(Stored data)

───

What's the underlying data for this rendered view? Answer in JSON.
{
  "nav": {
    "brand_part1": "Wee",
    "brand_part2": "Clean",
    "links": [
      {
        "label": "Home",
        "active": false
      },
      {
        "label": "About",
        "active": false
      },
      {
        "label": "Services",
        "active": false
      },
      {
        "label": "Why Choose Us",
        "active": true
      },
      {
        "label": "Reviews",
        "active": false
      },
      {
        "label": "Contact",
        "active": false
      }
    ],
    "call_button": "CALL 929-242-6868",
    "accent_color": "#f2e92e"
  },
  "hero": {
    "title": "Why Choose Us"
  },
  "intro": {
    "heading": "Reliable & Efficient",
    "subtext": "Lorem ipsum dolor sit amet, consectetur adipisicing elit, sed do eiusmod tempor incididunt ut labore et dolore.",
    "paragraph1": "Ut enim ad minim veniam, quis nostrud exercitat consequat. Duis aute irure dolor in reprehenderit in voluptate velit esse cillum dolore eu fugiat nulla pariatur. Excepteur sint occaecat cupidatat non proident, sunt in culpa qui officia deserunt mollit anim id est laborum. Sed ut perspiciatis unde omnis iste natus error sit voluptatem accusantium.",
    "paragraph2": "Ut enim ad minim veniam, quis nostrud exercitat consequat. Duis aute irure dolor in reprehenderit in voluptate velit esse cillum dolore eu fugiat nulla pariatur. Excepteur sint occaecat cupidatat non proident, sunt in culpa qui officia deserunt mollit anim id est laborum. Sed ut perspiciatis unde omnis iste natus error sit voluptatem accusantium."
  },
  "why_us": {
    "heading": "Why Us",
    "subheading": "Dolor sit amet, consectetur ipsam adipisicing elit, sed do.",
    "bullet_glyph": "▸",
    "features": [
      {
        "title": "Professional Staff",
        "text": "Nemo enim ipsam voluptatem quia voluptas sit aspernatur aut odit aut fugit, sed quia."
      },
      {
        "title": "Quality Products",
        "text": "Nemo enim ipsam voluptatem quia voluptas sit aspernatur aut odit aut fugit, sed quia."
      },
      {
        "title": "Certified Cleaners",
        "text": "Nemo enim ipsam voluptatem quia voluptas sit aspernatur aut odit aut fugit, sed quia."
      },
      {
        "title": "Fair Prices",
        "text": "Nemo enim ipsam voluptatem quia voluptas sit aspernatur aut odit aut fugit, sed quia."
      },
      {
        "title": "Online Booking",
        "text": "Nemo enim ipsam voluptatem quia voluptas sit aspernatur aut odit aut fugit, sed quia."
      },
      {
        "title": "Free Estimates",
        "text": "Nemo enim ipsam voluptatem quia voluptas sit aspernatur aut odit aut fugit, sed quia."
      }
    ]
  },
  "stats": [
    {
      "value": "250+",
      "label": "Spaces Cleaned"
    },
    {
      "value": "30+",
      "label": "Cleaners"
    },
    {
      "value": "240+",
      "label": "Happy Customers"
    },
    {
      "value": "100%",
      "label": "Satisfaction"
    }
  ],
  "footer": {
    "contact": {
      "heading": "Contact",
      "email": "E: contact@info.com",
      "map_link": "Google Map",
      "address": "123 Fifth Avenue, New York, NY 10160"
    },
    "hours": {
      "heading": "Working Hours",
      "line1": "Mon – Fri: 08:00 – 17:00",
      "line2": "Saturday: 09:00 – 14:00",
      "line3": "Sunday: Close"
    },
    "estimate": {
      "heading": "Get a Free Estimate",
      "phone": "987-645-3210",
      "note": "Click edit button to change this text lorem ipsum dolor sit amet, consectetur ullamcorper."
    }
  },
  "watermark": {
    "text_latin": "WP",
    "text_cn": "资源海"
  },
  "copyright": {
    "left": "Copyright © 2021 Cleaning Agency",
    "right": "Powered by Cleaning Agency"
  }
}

───

● **AIM OF THE TASK**
Your task is to return the full listing exactly as it was given.

● **WORKED SOLUTION**
What's the underlying data for this rendered view? Answer in JSON.
{
  "nav": {
    "brand_part1": "Wee",
    "brand_part2": "Clean",
    "links": [
      {
        "label": "Home",
        "active": false
      },
      {
        "label": "About",
        "active": false
      },
      {
        "label": "Services",
        "active": false
      },
      {
        "label": "Why Choose Us",
        "active": true
      },
      {
        "label": "Reviews",
        "active": false
      },
      {
        "label": "Contact",
        "active": false
      }
    ],
    "call_button": "CALL 929-242-6868",
    "accent_color": "#f2e92e"
  },
  "hero": {
    "title": "Why Choose Us"
  },
  "intro": {
    "heading": "Reliable & Efficient",
    "subtext": "Lorem ipsum dolor sit amet, consectetur adipisicing elit, sed do eiusmod tempor incididunt ut labore et dolore.",
    "paragraph1": "Ut enim ad minim veniam, quis nostrud exercitat consequat. Duis aute irure dolor in reprehenderit in voluptate velit esse cillum dolore eu fugiat nulla pariatur. Excepteur sint occaecat cupidatat non proident, sunt in culpa qui officia deserunt mollit anim id est laborum. Sed ut perspiciatis unde omnis iste natus error sit voluptatem accusantium.",
    "paragraph2": "Ut enim ad minim veniam, quis nostrud exercitat consequat. Duis aute irure dolor in reprehenderit in voluptate velit esse cillum dolore eu fugiat nulla pariatur. Excepteur sint occaecat cupidatat non proident, sunt in culpa qui officia deserunt mollit anim id est laborum. Sed ut perspiciatis unde omnis iste natus error sit voluptatem accusantium."
  },
  "why_us": {
    "heading": "Why Us",
    "subheading": "Dolor sit amet, consectetur ipsam adipisicing elit, sed do.",
    "bullet_glyph": "▸",
    "features": [
      {
        "title": "Professional Staff",
        "text": "Nemo enim ipsam voluptatem quia voluptas sit aspernatur aut odit aut fugit, sed quia."
      },
      {
        "title": "Quality Products",
        "text": "Nemo enim ipsam voluptatem quia voluptas sit aspernatur aut odit aut fugit, sed quia."
      },
      {
        "title": "Certified Cleaners",
        "text": "Nemo enim ipsam voluptatem quia voluptas sit aspernatur aut odit aut fugit, sed quia."
      },
      {
        "title": "Fair Prices",
        "text": "Nemo enim ipsam voluptatem quia voluptas sit aspernatur aut odit aut fugit, sed quia."
      },
      {
        "title": "Online Booking",
        "text": "Nemo enim ipsam voluptatem quia voluptas sit aspernatur aut odit aut fugit, sed quia."
      },
      {
        "title": "Free Estimates",
        "text": "Nemo enim ipsam voluptatem quia voluptas sit aspernatur aut odit aut fugit, sed quia."
      }
    ]
  },
  "stats": [
    {
      "value": "250+",
      "label": "Spaces Cleaned"
    },
    {
      "value": "30+",
      "label": "Cleaners"
    },
    {
      "value": "240+",
      "label": "Happy Customers"
    },
    {
      "value": "100%",
      "label": "Satisfaction"
    }
  ],
  "footer": {
    "contact": {
      "heading": "Contact",
      "email": "E: contact@info.com",
      "map_link": "Google Map",
      "address": "123 Fifth Avenue, New York, NY 10160"
    },
    "hours": {
      "heading": "Working Hours",
      "line1": "Mon – Fri: 08:00 – 17:00",
      "line2": "Saturday: 09:00 – 14:00",
      "line3": "Sunday: Close"
    },
    "estimate": {
      "heading": "Get a Free Estimate",
      "phone": "987-645-3210",
      "note": "Click edit button to change this text lorem ipsum dolor sit amet, consectetur ullamcorper."
    }
  },
  "watermark": {
    "text_latin": "WP",
    "text_cn": "资源海"
  },
  "copyright": {
    "left": "Copyright © 2021 Cleaning Agency",
    "right": "Powered by Cleaning Agency"
  }
}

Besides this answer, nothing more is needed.